_WRITTEN EXERCISE_
Give every line from the entries that contains "this".

_EXCERPTED DATA_
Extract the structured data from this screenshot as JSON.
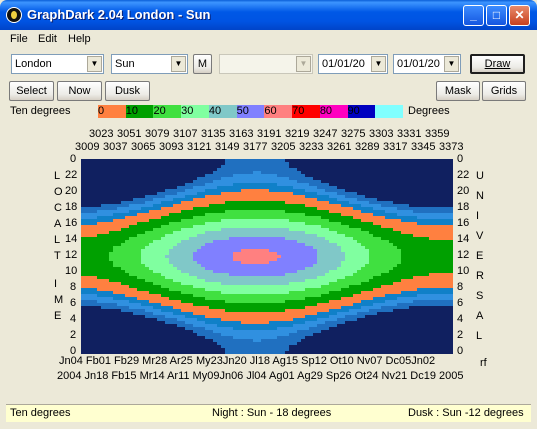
{
  "window": {
    "title": "GraphDark 2.04  London  -  Sun",
    "minimize": "_",
    "maximize": "□",
    "close": "✕"
  },
  "menu": [
    "File",
    "Edit",
    "Help"
  ],
  "toolbar": {
    "location": "London",
    "body": "Sun",
    "m_label": "M",
    "blank_combo": "",
    "date_from": "01/01/20",
    "date_to": "01/01/20",
    "draw_label": "Draw"
  },
  "toolbar2": {
    "select": "Select",
    "now": "Now",
    "dusk": "Dusk",
    "mask": "Mask",
    "grids": "Grids"
  },
  "legend": {
    "left_label": "Ten degrees",
    "right_label": "Degrees",
    "labels": [
      "0",
      "10",
      "20",
      "30",
      "40",
      "50",
      "60",
      "70",
      "80",
      "90"
    ],
    "colors": [
      "#FF8040",
      "#00A000",
      "#40E040",
      "#80FFA0",
      "#80C8C8",
      "#8080FF",
      "#FF8080",
      "#FF0000",
      "#FF00C0",
      "#0000C0",
      "#80FFFF"
    ]
  },
  "chart_data": {
    "type": "heatmap",
    "description_axis_top_row1": [
      "3023",
      "3051",
      "3079",
      "3107",
      "3135",
      "3163",
      "3191",
      "3219",
      "3247",
      "3275",
      "3303",
      "3331",
      "3359"
    ],
    "description_axis_top_row2": [
      "3009",
      "3037",
      "3065",
      "3093",
      "3121",
      "3149",
      "3177",
      "3205",
      "3233",
      "3261",
      "3289",
      "3317",
      "3345",
      "3373"
    ],
    "y_left_ticks": [
      "0",
      "22",
      "20",
      "18",
      "16",
      "14",
      "12",
      "10",
      "8",
      "6",
      "4",
      "2",
      "0"
    ],
    "y_right_ticks": [
      "0",
      "22",
      "20",
      "18",
      "16",
      "14",
      "12",
      "10",
      "8",
      "6",
      "4",
      "2",
      "0"
    ],
    "y_left_label": "LOCAL TIME",
    "y_right_label": "UNIVERSAL",
    "x_bottom_row1": "Jn04 Fb01 Fb29 Mr28 Ar25  My23Jn20 Jl18  Ag15 Sp12 Ot10  Nv07 Dc05Jn02",
    "x_bottom_row2": "2004  Jn18 Fb15 Mr14 Ar11  My09Jn06 Jl04  Ag01 Ag29 Sp26 Ot24  Nv21 Dc19  2005",
    "x_corner": "rf",
    "ylim": [
      0,
      24
    ],
    "bands_altitude_degrees": [
      -18,
      -12,
      -6,
      0,
      10,
      20,
      30,
      40,
      50,
      60
    ]
  },
  "status": {
    "left": "Ten degrees",
    "middle": "Night : Sun - 18 degrees",
    "right": "Dusk : Sun -12 degrees"
  }
}
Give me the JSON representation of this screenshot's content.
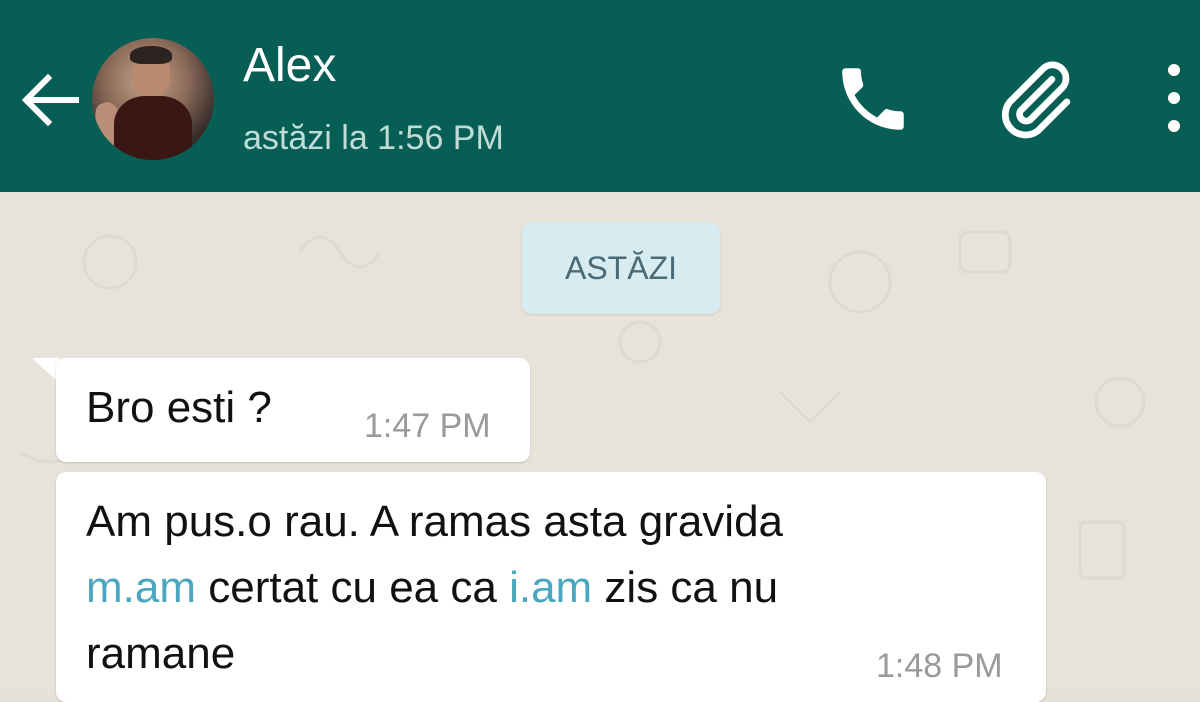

_ANSWER TO THE EXERCISE_
Extract the structured data from this screenshot as JSON.
Give me the JSON representation of this screenshot's content.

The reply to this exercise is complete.